OBJECTIVE: All of the data that follows should be retyped exactly, please, except the pictures.

DATASET ROWS:
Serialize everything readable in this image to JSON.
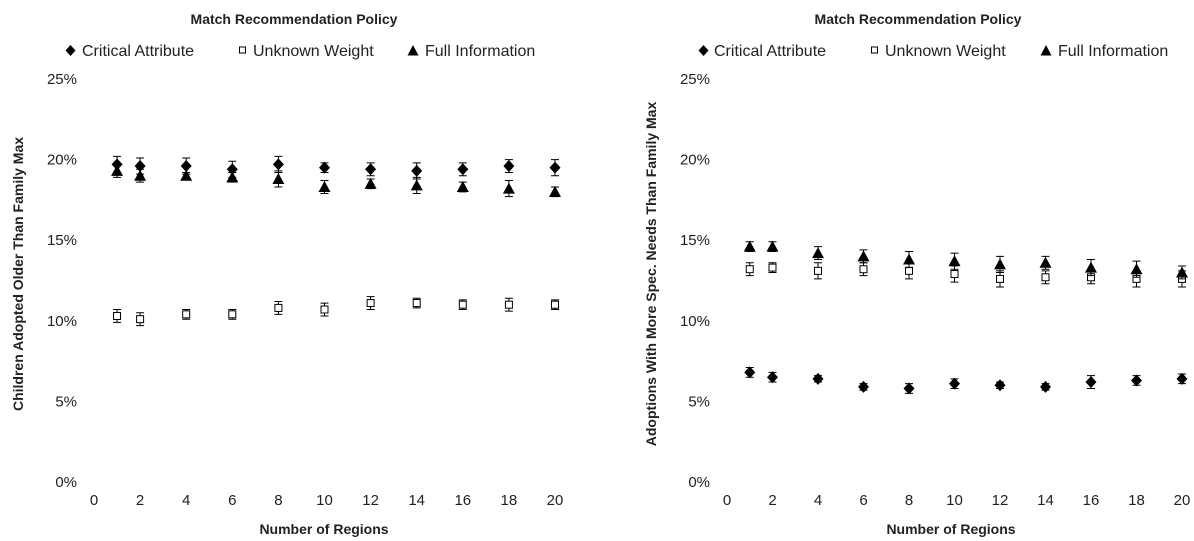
{
  "chart_data": [
    {
      "type": "scatter",
      "title": "Match Recommendation Policy",
      "xlabel": "Number of Regions",
      "ylabel": "Children Adopted Older Than Family Max",
      "xlim": [
        0,
        20
      ],
      "ylim": [
        0,
        25
      ],
      "xticks": [
        0,
        2,
        4,
        6,
        8,
        10,
        12,
        14,
        16,
        18,
        20
      ],
      "yticks": [
        0,
        5,
        10,
        15,
        20,
        25
      ],
      "yticklabels": [
        "0%",
        "5%",
        "10%",
        "15%",
        "20%",
        "25%"
      ],
      "y_unit": "%",
      "legend_position": "top",
      "error_bars": true,
      "x": [
        1,
        2,
        4,
        6,
        8,
        10,
        12,
        14,
        16,
        18,
        20
      ],
      "series": [
        {
          "name": "Critical Attribute",
          "marker": "diamond",
          "color": "#000000",
          "values": [
            19.7,
            19.6,
            19.6,
            19.4,
            19.7,
            19.5,
            19.4,
            19.3,
            19.4,
            19.6,
            19.5
          ],
          "errors": [
            0.5,
            0.5,
            0.5,
            0.5,
            0.5,
            0.3,
            0.4,
            0.5,
            0.4,
            0.4,
            0.5
          ]
        },
        {
          "name": "Unknown Weight",
          "marker": "square-open",
          "color": "#000000",
          "values": [
            10.3,
            10.1,
            10.4,
            10.4,
            10.8,
            10.7,
            11.1,
            11.1,
            11.0,
            11.0,
            11.0
          ],
          "errors": [
            0.4,
            0.4,
            0.3,
            0.3,
            0.4,
            0.4,
            0.4,
            0.3,
            0.3,
            0.4,
            0.3
          ]
        },
        {
          "name": "Full Information",
          "marker": "triangle",
          "color": "#000000",
          "values": [
            19.3,
            19.0,
            19.0,
            18.9,
            18.8,
            18.3,
            18.5,
            18.4,
            18.3,
            18.2,
            18.0
          ],
          "errors": [
            0.4,
            0.4,
            0.2,
            0.3,
            0.5,
            0.4,
            0.3,
            0.5,
            0.3,
            0.5,
            0.3
          ]
        }
      ]
    },
    {
      "type": "scatter",
      "title": "Match Recommendation Policy",
      "xlabel": "Number of Regions",
      "ylabel": "Adoptions With More Spec. Needs Than Family Max",
      "xlim": [
        0,
        20
      ],
      "ylim": [
        0,
        25
      ],
      "xticks": [
        0,
        2,
        4,
        6,
        8,
        10,
        12,
        14,
        16,
        18,
        20
      ],
      "yticks": [
        0,
        5,
        10,
        15,
        20,
        25
      ],
      "yticklabels": [
        "0%",
        "5%",
        "10%",
        "15%",
        "20%",
        "25%"
      ],
      "y_unit": "%",
      "legend_position": "top",
      "error_bars": true,
      "x": [
        1,
        2,
        4,
        6,
        8,
        10,
        12,
        14,
        16,
        18,
        20
      ],
      "series": [
        {
          "name": "Critical Attribute",
          "marker": "diamond",
          "color": "#000000",
          "values": [
            6.8,
            6.5,
            6.4,
            5.9,
            5.8,
            6.1,
            6.0,
            5.9,
            6.2,
            6.3,
            6.4
          ],
          "errors": [
            0.3,
            0.3,
            0.2,
            0.2,
            0.3,
            0.3,
            0.2,
            0.2,
            0.4,
            0.3,
            0.3
          ]
        },
        {
          "name": "Unknown Weight",
          "marker": "square-open",
          "color": "#000000",
          "values": [
            13.2,
            13.3,
            13.1,
            13.2,
            13.1,
            12.9,
            12.6,
            12.7,
            12.7,
            12.6,
            12.6
          ],
          "errors": [
            0.4,
            0.3,
            0.5,
            0.4,
            0.5,
            0.5,
            0.5,
            0.4,
            0.4,
            0.5,
            0.5
          ]
        },
        {
          "name": "Full Information",
          "marker": "triangle",
          "color": "#000000",
          "values": [
            14.6,
            14.6,
            14.2,
            14.0,
            13.8,
            13.7,
            13.5,
            13.6,
            13.3,
            13.2,
            13.0
          ],
          "errors": [
            0.3,
            0.3,
            0.4,
            0.4,
            0.5,
            0.5,
            0.5,
            0.4,
            0.5,
            0.5,
            0.4
          ]
        }
      ]
    }
  ]
}
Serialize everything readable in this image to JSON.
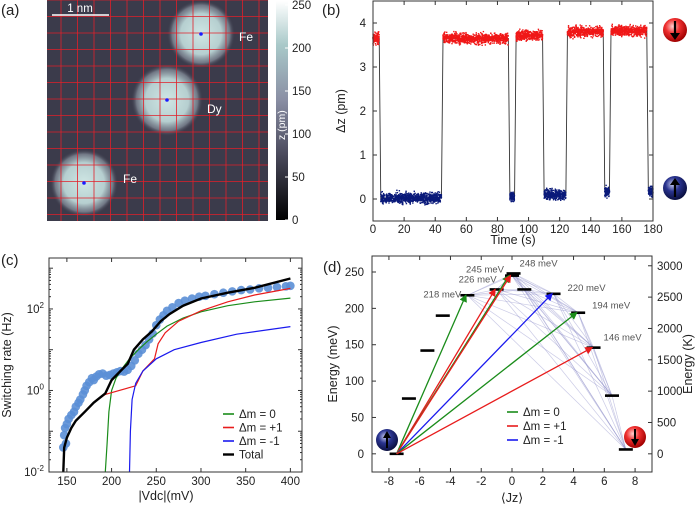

TASK SOLUTION:
Serialize everything readable in this image to JSON.
{
  "chart_data": [
    {
      "type": "scatter",
      "title": "Match Recommendation Policy",
      "xlabel": "Number of Regions",
      "ylabel": "Children Adopted Older Than Family Max",
      "xlim": [
        0,
        20
      ],
      "ylim": [
        0,
        25
      ],
      "xticks": [
        0,
        2,
        4,
        6,
        8,
        10,
        12,
        14,
        16,
        18,
        20
      ],
      "yticks": [
        0,
        5,
        10,
        15,
        20,
        25
      ],
      "yticklabels": [
        "0%",
        "5%",
        "10%",
        "15%",
        "20%",
        "25%"
      ],
      "y_unit": "%",
      "legend_position": "top",
      "error_bars": true,
      "x": [
        1,
        2,
        4,
        6,
        8,
        10,
        12,
        14,
        16,
        18,
        20
      ],
      "series": [
        {
          "name": "Critical Attribute",
          "marker": "diamond",
          "color": "#000000",
          "values": [
            19.7,
            19.6,
            19.6,
            19.4,
            19.7,
            19.5,
            19.4,
            19.3,
            19.4,
            19.6,
            19.5
          ],
          "errors": [
            0.5,
            0.5,
            0.5,
            0.5,
            0.5,
            0.3,
            0.4,
            0.5,
            0.4,
            0.4,
            0.5
          ]
        },
        {
          "name": "Unknown Weight",
          "marker": "square-open",
          "color": "#000000",
          "values": [
            10.3,
            10.1,
            10.4,
            10.4,
            10.8,
            10.7,
            11.1,
            11.1,
            11.0,
            11.0,
            11.0
          ],
          "errors": [
            0.4,
            0.4,
            0.3,
            0.3,
            0.4,
            0.4,
            0.4,
            0.3,
            0.3,
            0.4,
            0.3
          ]
        },
        {
          "name": "Full Information",
          "marker": "triangle",
          "color": "#000000",
          "values": [
            19.3,
            19.0,
            19.0,
            18.9,
            18.8,
            18.3,
            18.5,
            18.4,
            18.3,
            18.2,
            18.0
          ],
          "errors": [
            0.4,
            0.4,
            0.2,
            0.3,
            0.5,
            0.4,
            0.3,
            0.5,
            0.3,
            0.5,
            0.3
          ]
        }
      ]
    },
    {
      "type": "scatter",
      "title": "Match Recommendation Policy",
      "xlabel": "Number of Regions",
      "ylabel": "Adoptions With More Spec. Needs Than Family Max",
      "xlim": [
        0,
        20
      ],
      "ylim": [
        0,
        25
      ],
      "xticks": [
        0,
        2,
        4,
        6,
        8,
        10,
        12,
        14,
        16,
        18,
        20
      ],
      "yticks": [
        0,
        5,
        10,
        15,
        20,
        25
      ],
      "yticklabels": [
        "0%",
        "5%",
        "10%",
        "15%",
        "20%",
        "25%"
      ],
      "y_unit": "%",
      "legend_position": "top",
      "error_bars": true,
      "x": [
        1,
        2,
        4,
        6,
        8,
        10,
        12,
        14,
        16,
        18,
        20
      ],
      "series": [
        {
          "name": "Critical Attribute",
          "marker": "diamond",
          "color": "#000000",
          "values": [
            6.8,
            6.5,
            6.4,
            5.9,
            5.8,
            6.1,
            6.0,
            5.9,
            6.2,
            6.3,
            6.4
          ],
          "errors": [
            0.3,
            0.3,
            0.2,
            0.2,
            0.3,
            0.3,
            0.2,
            0.2,
            0.4,
            0.3,
            0.3
          ]
        },
        {
          "name": "Unknown Weight",
          "marker": "square-open",
          "color": "#000000",
          "values": [
            13.2,
            13.3,
            13.1,
            13.2,
            13.1,
            12.9,
            12.6,
            12.7,
            12.7,
            12.6,
            12.6
          ],
          "errors": [
            0.4,
            0.3,
            0.5,
            0.4,
            0.5,
            0.5,
            0.5,
            0.4,
            0.4,
            0.5,
            0.5
          ]
        },
        {
          "name": "Full Information",
          "marker": "triangle",
          "color": "#000000",
          "values": [
            14.6,
            14.6,
            14.2,
            14.0,
            13.8,
            13.7,
            13.5,
            13.6,
            13.3,
            13.2,
            13.0
          ],
          "errors": [
            0.3,
            0.3,
            0.4,
            0.4,
            0.5,
            0.5,
            0.5,
            0.4,
            0.5,
            0.5,
            0.4
          ]
        }
      ]
    }
  ]
}
Serialize everything readable in this image to JSON.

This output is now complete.